■ Written task: Each entry must be reproduced precisely as it stands.

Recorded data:
============

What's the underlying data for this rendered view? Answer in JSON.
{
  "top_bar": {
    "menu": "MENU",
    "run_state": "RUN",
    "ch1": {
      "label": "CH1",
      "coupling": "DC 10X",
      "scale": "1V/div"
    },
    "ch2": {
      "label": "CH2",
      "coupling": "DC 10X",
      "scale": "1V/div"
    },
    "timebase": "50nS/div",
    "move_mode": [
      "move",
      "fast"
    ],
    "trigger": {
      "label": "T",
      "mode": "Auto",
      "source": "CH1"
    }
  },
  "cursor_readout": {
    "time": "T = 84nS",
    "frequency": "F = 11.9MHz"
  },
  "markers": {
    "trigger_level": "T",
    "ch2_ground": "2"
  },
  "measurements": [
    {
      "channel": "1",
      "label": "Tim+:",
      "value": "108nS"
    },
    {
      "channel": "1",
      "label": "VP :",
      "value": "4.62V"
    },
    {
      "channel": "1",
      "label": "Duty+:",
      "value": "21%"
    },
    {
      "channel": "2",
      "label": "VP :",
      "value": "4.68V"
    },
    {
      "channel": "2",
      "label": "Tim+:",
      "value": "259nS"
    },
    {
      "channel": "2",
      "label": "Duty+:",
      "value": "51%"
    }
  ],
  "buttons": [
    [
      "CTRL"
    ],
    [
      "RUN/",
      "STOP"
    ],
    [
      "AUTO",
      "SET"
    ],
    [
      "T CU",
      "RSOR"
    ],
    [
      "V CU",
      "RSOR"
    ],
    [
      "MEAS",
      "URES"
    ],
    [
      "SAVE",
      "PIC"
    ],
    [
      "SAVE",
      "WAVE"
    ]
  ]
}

============

■ The response:
What's the underlying data for this rendered view? Answer in JSON.
{
  "top_bar": {
    "menu": "MENU",
    "run_state": "RUN",
    "ch1": {
      "label": "CH1",
      "coupling": "DC 10X",
      "scale": "1V/div"
    },
    "ch2": {
      "label": "CH2",
      "coupling": "DC 10X",
      "scale": "1V/div"
    },
    "timebase": "50nS/div",
    "move_mode": [
      "move",
      "fast"
    ],
    "trigger": {
      "label": "T",
      "mode": "Auto",
      "source": "CH1"
    }
  },
  "cursor_readout": {
    "time": "T = 84nS",
    "frequency": "F = 11.9MHz"
  },
  "markers": {
    "trigger_level": "T",
    "ch2_ground": "2"
  },
  "measurements": [
    {
      "channel": "1",
      "label": "Tim+:",
      "value": "108nS"
    },
    {
      "channel": "1",
      "label": "VP :",
      "value": "4.62V"
    },
    {
      "channel": "1",
      "label": "Duty+:",
      "value": "21%"
    },
    {
      "channel": "2",
      "label": "VP :",
      "value": "4.68V"
    },
    {
      "channel": "2",
      "label": "Tim+:",
      "value": "259nS"
    },
    {
      "channel": "2",
      "label": "Duty+:",
      "value": "51%"
    }
  ],
  "buttons": [
    [
      "CTRL"
    ],
    [
      "RUN/",
      "STOP"
    ],
    [
      "AUTO",
      "SET"
    ],
    [
      "T CU",
      "RSOR"
    ],
    [
      "V CU",
      "RSOR"
    ],
    [
      "MEAS",
      "URES"
    ],
    [
      "SAVE",
      "PIC"
    ],
    [
      "SAVE",
      "WAVE"
    ]
  ]
}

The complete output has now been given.